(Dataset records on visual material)
####

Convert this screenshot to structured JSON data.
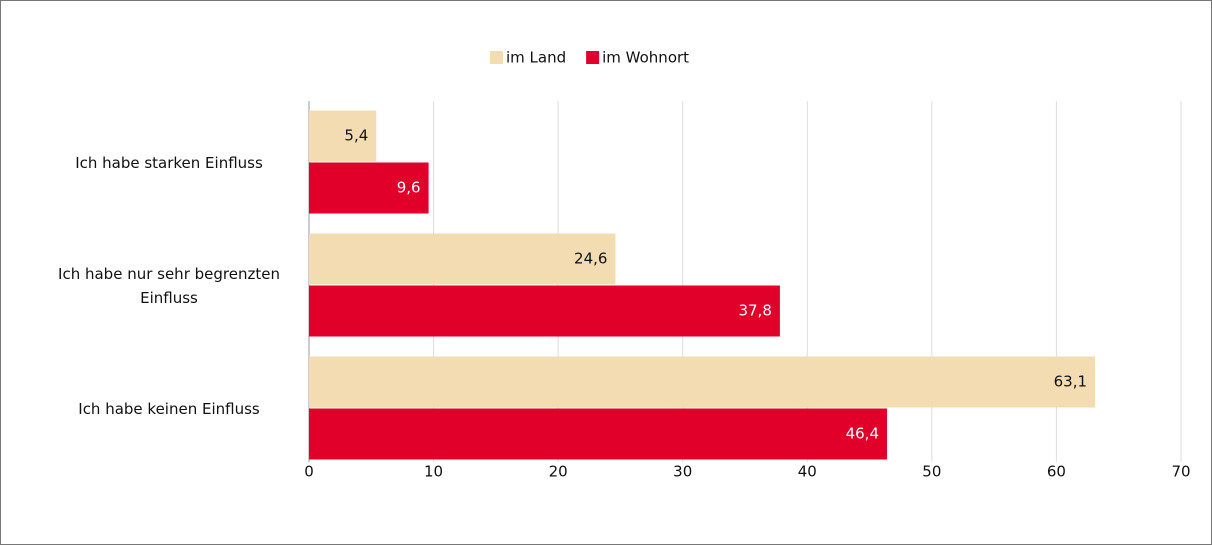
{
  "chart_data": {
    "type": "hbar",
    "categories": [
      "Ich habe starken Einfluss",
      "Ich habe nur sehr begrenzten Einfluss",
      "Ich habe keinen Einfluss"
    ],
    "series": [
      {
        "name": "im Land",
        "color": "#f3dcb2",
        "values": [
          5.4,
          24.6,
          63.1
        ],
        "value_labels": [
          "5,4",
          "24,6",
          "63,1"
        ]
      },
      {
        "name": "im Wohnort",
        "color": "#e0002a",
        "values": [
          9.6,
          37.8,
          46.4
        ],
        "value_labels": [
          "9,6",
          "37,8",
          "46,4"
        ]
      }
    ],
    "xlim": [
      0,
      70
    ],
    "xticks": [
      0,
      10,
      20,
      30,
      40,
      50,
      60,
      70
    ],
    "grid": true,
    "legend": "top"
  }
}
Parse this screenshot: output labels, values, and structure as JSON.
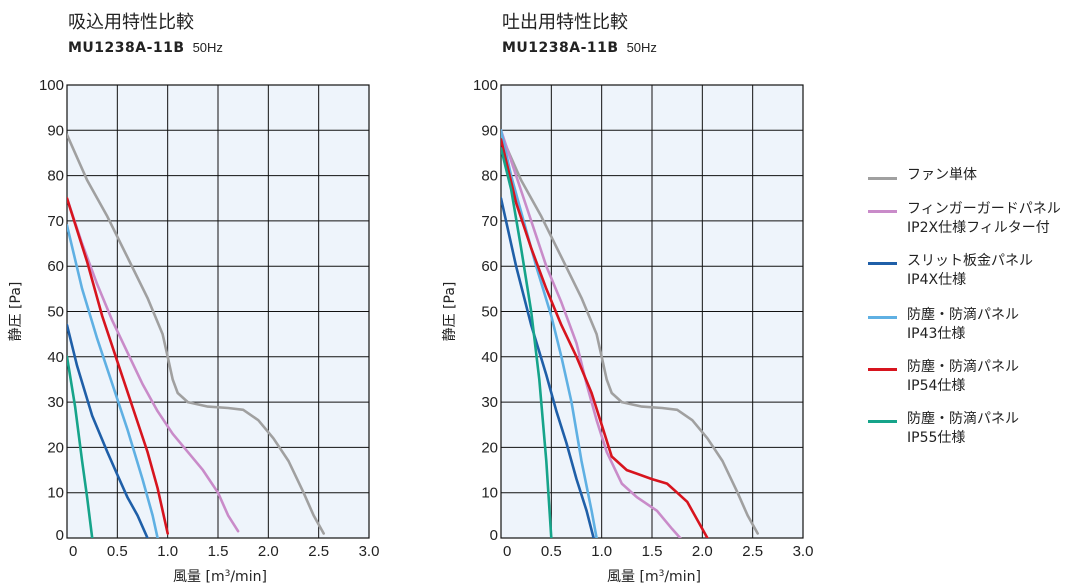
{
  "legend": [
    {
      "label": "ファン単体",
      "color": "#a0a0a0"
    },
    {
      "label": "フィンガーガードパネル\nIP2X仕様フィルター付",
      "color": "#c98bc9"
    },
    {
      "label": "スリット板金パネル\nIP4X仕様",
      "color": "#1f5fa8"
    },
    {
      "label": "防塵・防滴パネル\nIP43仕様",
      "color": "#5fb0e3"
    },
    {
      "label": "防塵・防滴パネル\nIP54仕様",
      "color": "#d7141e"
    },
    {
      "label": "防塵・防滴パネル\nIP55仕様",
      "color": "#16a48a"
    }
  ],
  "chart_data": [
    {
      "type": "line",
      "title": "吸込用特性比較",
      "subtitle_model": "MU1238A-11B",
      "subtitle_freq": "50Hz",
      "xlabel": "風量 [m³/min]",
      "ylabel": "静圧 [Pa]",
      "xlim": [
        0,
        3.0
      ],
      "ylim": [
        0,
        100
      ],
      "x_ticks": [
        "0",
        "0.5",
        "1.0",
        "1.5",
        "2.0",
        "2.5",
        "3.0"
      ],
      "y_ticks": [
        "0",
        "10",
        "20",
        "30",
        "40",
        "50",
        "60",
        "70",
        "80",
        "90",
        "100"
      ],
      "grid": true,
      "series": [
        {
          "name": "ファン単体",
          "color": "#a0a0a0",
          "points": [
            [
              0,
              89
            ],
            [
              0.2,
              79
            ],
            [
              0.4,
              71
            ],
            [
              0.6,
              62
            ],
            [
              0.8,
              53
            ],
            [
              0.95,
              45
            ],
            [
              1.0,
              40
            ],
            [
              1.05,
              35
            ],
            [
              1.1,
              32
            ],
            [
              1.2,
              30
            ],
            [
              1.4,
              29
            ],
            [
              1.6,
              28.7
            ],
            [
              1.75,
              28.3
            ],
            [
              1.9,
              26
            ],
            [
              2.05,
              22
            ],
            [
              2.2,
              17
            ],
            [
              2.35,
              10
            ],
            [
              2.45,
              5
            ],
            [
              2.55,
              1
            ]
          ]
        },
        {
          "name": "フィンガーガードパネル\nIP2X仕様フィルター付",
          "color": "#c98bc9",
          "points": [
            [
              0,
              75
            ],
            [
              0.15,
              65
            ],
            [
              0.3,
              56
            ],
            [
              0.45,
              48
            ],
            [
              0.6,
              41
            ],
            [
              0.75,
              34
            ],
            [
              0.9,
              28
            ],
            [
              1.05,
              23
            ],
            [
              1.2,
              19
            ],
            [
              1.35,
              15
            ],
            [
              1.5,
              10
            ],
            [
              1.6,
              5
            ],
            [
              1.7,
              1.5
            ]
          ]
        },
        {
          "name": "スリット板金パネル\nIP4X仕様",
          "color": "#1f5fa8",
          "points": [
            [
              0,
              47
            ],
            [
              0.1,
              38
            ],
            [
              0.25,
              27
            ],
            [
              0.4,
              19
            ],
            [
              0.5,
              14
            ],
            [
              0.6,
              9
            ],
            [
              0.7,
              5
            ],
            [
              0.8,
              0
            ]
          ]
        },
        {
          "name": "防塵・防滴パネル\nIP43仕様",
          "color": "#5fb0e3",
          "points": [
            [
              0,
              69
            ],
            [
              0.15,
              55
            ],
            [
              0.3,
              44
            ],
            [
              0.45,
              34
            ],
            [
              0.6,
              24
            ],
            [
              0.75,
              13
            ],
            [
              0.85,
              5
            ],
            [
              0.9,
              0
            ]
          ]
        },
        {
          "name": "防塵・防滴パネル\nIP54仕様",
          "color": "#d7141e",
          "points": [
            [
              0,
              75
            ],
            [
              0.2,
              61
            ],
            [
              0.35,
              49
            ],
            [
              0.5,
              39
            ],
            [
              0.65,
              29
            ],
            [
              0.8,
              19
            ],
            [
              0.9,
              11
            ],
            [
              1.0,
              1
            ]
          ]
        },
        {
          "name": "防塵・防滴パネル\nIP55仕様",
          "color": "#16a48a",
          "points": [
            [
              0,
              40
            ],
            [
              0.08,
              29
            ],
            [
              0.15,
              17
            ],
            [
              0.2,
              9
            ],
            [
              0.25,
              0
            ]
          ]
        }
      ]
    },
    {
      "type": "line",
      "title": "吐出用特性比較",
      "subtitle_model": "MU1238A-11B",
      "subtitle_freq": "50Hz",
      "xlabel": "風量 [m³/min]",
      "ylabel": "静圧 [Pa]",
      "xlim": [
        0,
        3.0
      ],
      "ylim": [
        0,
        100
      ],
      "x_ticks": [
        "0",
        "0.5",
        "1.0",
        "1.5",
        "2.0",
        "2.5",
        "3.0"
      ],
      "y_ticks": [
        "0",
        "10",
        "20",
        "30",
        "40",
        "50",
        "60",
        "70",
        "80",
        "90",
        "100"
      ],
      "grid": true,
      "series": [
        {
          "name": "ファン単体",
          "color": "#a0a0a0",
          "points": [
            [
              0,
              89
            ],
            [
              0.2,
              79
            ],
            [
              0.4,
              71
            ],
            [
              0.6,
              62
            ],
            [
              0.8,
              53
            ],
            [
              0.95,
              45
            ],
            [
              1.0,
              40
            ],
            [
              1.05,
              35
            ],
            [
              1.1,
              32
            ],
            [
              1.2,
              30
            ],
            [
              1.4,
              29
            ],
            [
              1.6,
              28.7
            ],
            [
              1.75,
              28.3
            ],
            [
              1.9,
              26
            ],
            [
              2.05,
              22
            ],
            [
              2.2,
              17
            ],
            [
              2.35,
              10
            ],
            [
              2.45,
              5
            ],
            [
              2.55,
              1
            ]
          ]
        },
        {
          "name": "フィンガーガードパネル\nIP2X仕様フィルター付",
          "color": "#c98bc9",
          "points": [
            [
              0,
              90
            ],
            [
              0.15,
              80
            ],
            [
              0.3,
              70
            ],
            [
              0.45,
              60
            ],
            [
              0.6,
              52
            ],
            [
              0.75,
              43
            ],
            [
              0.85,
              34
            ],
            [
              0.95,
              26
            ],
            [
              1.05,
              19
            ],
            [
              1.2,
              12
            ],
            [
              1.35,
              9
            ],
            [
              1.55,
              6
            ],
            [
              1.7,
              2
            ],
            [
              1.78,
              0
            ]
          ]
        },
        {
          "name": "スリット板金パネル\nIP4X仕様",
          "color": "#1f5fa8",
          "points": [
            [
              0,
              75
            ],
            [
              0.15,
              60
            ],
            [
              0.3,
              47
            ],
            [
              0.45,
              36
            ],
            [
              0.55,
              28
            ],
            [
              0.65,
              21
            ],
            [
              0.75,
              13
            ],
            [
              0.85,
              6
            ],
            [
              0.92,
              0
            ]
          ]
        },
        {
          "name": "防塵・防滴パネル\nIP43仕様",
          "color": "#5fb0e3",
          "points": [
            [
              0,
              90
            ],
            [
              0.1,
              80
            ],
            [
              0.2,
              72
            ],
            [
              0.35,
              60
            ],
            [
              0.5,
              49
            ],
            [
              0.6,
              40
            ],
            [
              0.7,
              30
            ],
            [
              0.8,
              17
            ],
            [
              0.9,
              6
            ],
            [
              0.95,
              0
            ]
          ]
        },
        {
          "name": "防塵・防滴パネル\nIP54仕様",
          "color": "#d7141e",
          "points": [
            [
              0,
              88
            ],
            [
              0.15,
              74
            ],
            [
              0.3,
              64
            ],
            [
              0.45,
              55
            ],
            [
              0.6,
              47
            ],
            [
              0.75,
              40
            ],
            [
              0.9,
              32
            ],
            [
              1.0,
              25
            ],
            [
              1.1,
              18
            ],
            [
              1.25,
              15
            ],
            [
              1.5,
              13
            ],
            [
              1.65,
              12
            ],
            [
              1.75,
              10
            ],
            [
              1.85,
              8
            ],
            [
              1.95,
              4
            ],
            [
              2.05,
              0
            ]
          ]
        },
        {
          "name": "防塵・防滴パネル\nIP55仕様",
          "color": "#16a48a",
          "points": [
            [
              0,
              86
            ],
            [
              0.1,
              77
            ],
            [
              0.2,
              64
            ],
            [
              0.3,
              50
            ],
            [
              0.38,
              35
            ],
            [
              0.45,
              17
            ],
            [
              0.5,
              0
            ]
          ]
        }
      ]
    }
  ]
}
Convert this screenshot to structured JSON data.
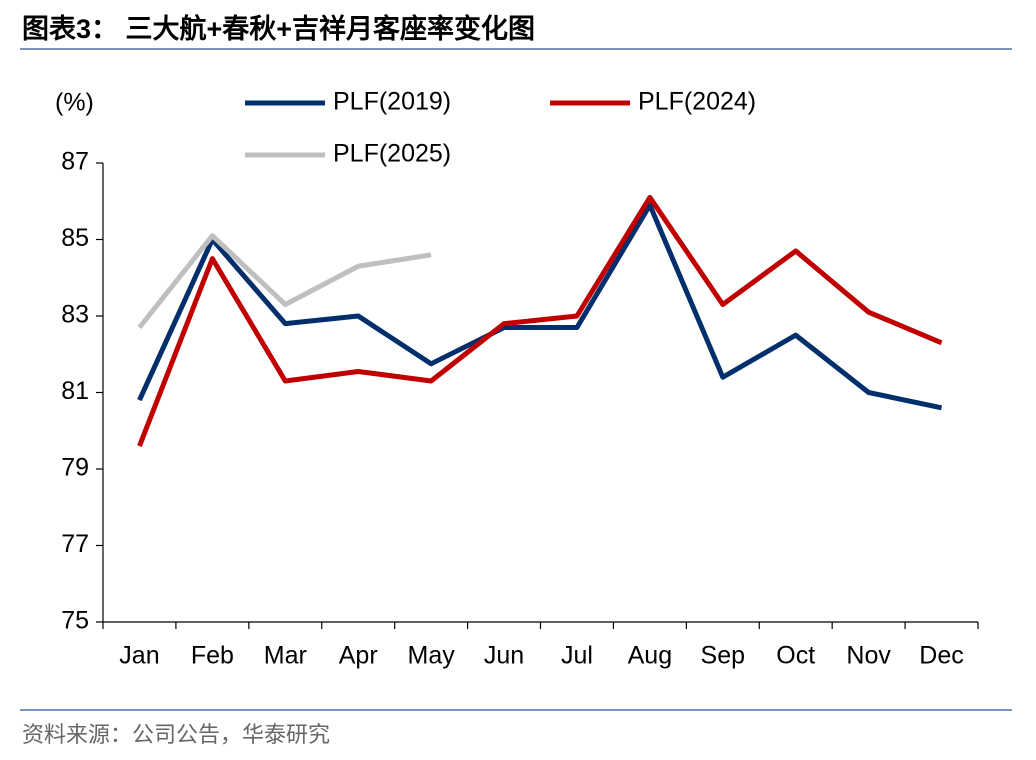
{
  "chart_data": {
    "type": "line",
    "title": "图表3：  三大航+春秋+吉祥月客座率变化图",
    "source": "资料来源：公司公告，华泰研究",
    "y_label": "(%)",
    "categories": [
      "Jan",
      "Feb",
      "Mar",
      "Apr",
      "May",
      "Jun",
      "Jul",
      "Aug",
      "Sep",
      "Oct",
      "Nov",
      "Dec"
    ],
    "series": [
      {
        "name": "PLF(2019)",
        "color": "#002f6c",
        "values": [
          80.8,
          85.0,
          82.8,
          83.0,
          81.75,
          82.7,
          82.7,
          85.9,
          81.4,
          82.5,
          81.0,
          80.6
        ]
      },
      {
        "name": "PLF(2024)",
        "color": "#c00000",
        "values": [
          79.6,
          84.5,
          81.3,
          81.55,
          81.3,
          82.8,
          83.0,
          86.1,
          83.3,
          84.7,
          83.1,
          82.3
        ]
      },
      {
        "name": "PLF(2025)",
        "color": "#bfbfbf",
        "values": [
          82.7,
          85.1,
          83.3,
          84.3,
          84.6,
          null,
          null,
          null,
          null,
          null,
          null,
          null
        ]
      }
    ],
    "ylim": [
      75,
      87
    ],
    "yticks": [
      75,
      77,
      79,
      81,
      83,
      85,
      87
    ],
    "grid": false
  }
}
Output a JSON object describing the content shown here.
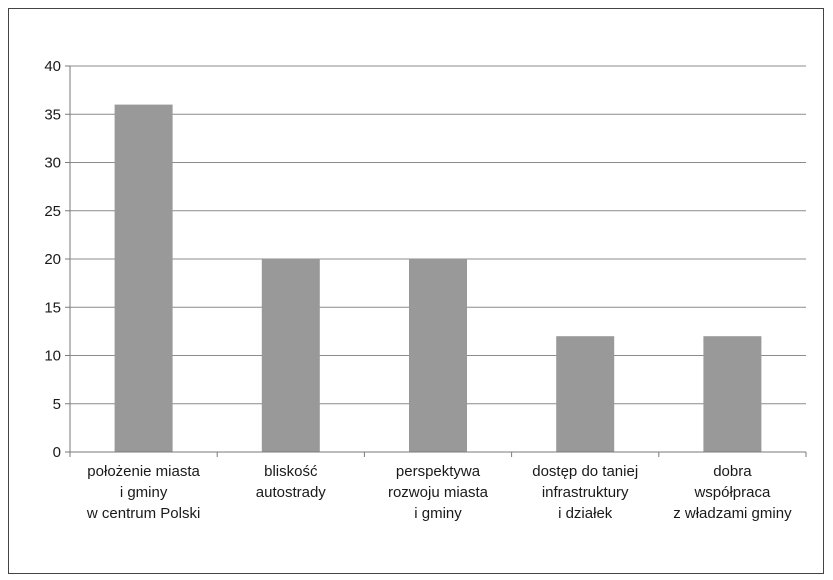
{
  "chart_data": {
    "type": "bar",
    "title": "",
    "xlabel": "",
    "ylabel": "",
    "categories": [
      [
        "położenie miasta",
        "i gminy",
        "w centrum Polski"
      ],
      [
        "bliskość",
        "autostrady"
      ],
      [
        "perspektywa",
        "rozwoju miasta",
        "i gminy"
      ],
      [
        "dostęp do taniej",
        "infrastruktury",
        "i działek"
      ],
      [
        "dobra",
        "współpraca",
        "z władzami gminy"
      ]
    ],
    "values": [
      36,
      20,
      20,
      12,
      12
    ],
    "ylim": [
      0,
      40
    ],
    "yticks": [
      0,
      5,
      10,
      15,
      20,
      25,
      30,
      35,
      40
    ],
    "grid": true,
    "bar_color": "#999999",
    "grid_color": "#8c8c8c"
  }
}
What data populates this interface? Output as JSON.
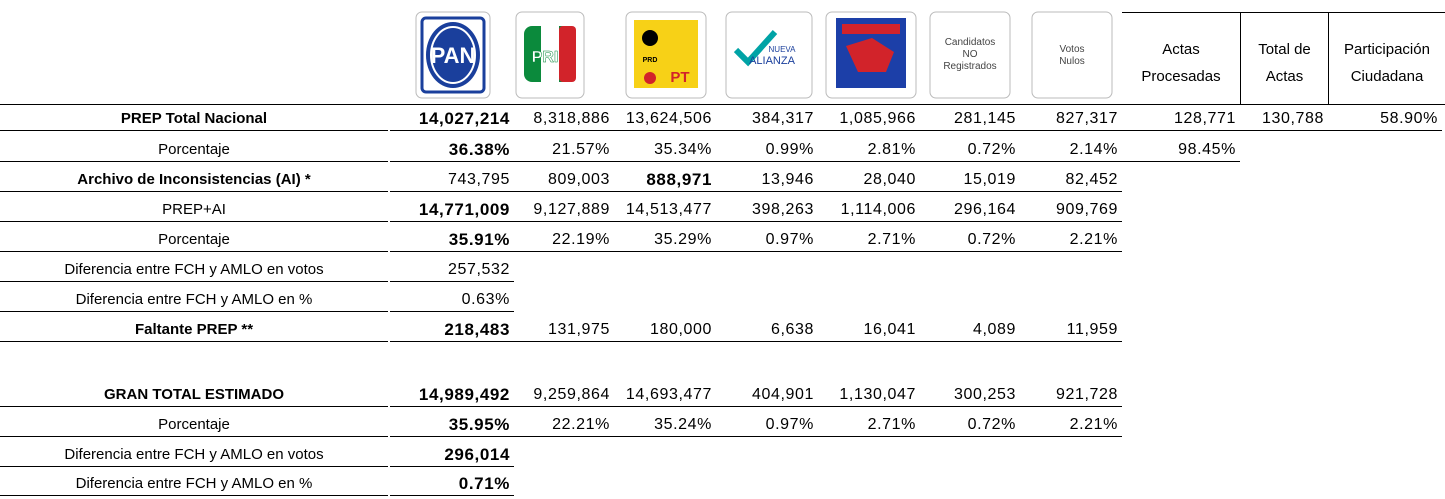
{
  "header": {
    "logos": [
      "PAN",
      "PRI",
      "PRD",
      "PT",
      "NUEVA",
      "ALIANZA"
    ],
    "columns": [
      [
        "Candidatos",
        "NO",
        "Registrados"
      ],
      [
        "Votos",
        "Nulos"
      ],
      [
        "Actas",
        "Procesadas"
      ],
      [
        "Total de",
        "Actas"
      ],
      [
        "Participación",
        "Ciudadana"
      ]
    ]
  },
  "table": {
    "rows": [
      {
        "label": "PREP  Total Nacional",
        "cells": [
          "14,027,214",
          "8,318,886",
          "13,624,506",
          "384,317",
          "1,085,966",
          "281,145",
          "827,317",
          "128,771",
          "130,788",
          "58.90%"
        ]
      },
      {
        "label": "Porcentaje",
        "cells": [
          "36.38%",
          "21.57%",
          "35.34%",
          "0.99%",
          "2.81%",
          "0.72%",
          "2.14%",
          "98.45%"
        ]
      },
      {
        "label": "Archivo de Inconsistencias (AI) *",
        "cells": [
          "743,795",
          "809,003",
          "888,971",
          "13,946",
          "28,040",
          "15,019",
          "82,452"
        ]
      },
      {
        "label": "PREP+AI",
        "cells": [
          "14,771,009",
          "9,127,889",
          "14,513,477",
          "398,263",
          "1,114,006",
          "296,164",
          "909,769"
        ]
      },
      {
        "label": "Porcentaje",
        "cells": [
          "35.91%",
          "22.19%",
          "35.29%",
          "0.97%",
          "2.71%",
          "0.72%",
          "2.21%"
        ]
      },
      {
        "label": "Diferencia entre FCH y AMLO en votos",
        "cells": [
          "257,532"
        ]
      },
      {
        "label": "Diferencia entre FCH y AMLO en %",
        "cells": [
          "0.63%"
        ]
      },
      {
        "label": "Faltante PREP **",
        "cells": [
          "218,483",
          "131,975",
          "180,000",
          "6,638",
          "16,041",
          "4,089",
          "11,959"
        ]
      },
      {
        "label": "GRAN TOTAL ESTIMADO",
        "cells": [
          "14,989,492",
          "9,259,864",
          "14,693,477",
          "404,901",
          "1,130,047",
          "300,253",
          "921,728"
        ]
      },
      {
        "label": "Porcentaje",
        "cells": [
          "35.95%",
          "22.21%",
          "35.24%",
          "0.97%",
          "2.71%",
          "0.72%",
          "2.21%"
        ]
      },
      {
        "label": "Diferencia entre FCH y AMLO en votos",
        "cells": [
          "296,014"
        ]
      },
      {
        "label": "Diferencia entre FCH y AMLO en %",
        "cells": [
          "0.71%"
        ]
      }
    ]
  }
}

####

Show the lines of the data that hold the word "Einfluss".

      "Ich habe starken Einfluss",
      "Ich habe nur sehr begrenzten Einfluss",
      "Ich habe keinen Einfluss"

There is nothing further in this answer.